● **Directive**
Show only lines that include "Date".

● **Listed entries**
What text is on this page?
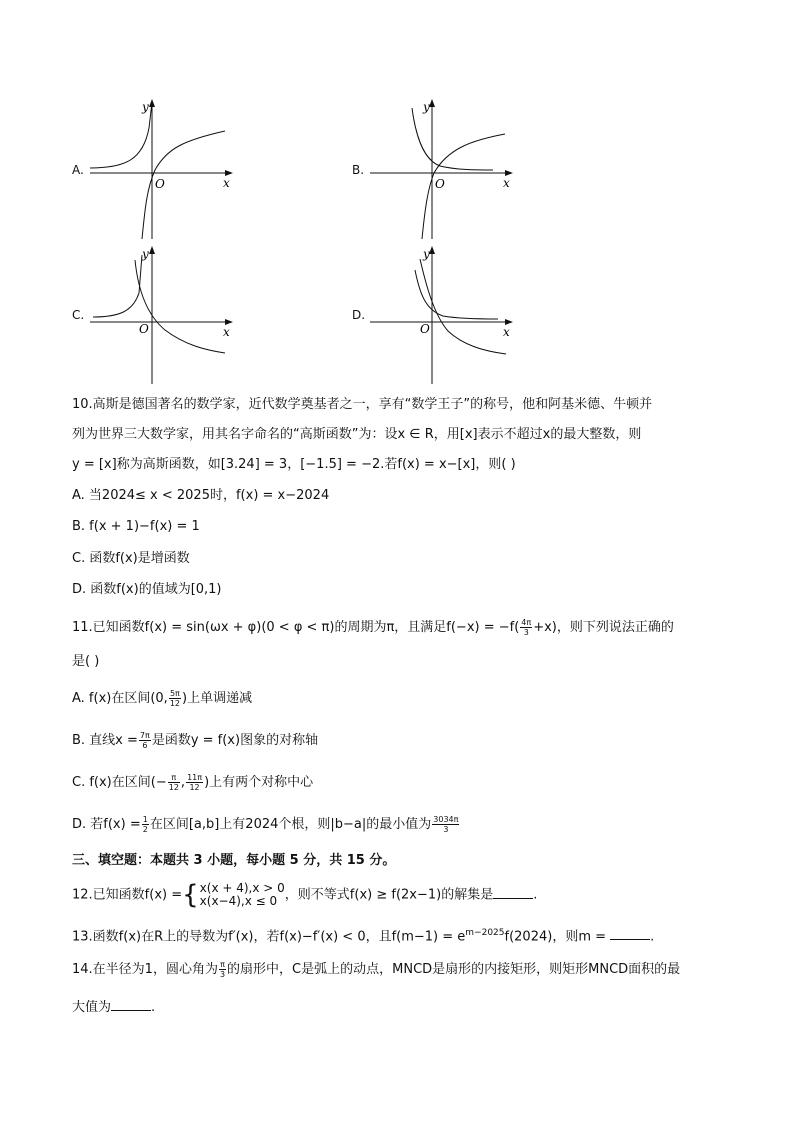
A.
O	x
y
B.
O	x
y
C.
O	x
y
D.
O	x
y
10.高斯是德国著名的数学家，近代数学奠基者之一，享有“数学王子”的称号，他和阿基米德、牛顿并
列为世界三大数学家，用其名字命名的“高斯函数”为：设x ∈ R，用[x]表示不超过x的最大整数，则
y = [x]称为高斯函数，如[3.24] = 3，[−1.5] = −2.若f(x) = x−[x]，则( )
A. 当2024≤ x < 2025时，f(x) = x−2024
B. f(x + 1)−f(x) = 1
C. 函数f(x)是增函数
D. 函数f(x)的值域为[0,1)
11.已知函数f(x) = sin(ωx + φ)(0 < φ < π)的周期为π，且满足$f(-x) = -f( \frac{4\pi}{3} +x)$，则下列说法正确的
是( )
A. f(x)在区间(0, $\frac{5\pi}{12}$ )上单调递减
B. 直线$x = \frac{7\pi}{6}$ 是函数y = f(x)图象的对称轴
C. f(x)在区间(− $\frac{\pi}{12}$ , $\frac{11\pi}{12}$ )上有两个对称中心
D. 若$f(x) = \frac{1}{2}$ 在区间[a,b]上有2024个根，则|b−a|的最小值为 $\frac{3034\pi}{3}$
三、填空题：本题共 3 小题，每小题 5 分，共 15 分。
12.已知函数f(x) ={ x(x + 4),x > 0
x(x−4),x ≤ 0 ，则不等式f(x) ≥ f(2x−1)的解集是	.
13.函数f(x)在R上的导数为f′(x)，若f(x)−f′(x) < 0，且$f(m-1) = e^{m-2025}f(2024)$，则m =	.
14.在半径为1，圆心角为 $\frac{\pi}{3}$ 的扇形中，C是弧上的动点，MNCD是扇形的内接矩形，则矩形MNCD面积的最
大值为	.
---
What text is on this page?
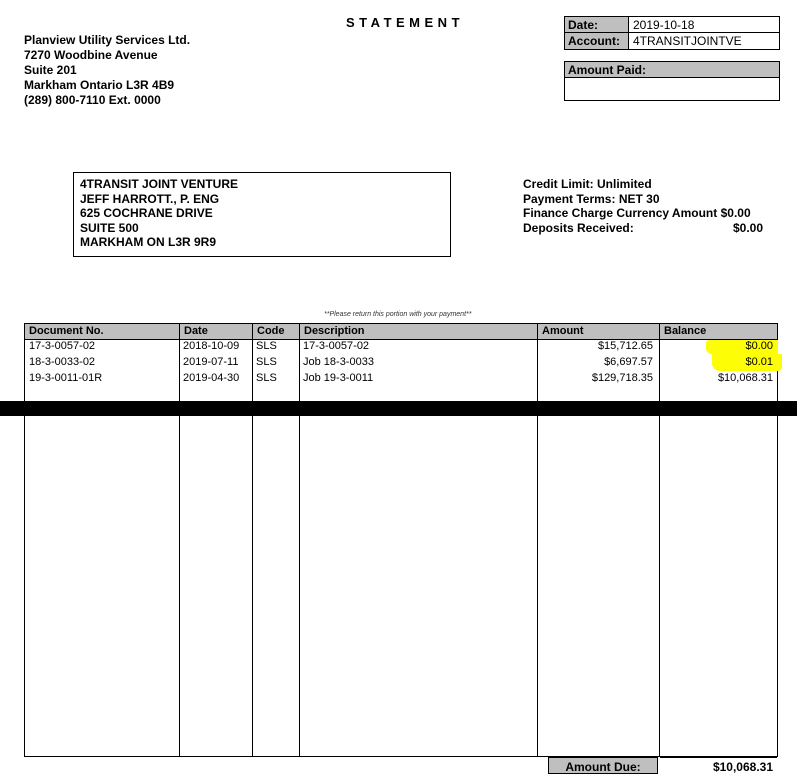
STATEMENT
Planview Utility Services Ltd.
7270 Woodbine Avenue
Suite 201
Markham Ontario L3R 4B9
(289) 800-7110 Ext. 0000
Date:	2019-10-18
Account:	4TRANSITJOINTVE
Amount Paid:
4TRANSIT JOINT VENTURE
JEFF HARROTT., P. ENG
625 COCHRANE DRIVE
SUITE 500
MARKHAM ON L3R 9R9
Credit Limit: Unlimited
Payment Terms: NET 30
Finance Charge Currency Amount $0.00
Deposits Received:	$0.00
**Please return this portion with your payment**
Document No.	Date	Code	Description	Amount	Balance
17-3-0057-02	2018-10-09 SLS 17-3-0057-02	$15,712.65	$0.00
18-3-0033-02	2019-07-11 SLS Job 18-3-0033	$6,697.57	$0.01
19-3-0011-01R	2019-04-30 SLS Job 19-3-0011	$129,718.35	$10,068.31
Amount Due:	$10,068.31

● **Result for this task**
Date:	2019-10-18
Document No.	Date	Code	Description	Amount	Balance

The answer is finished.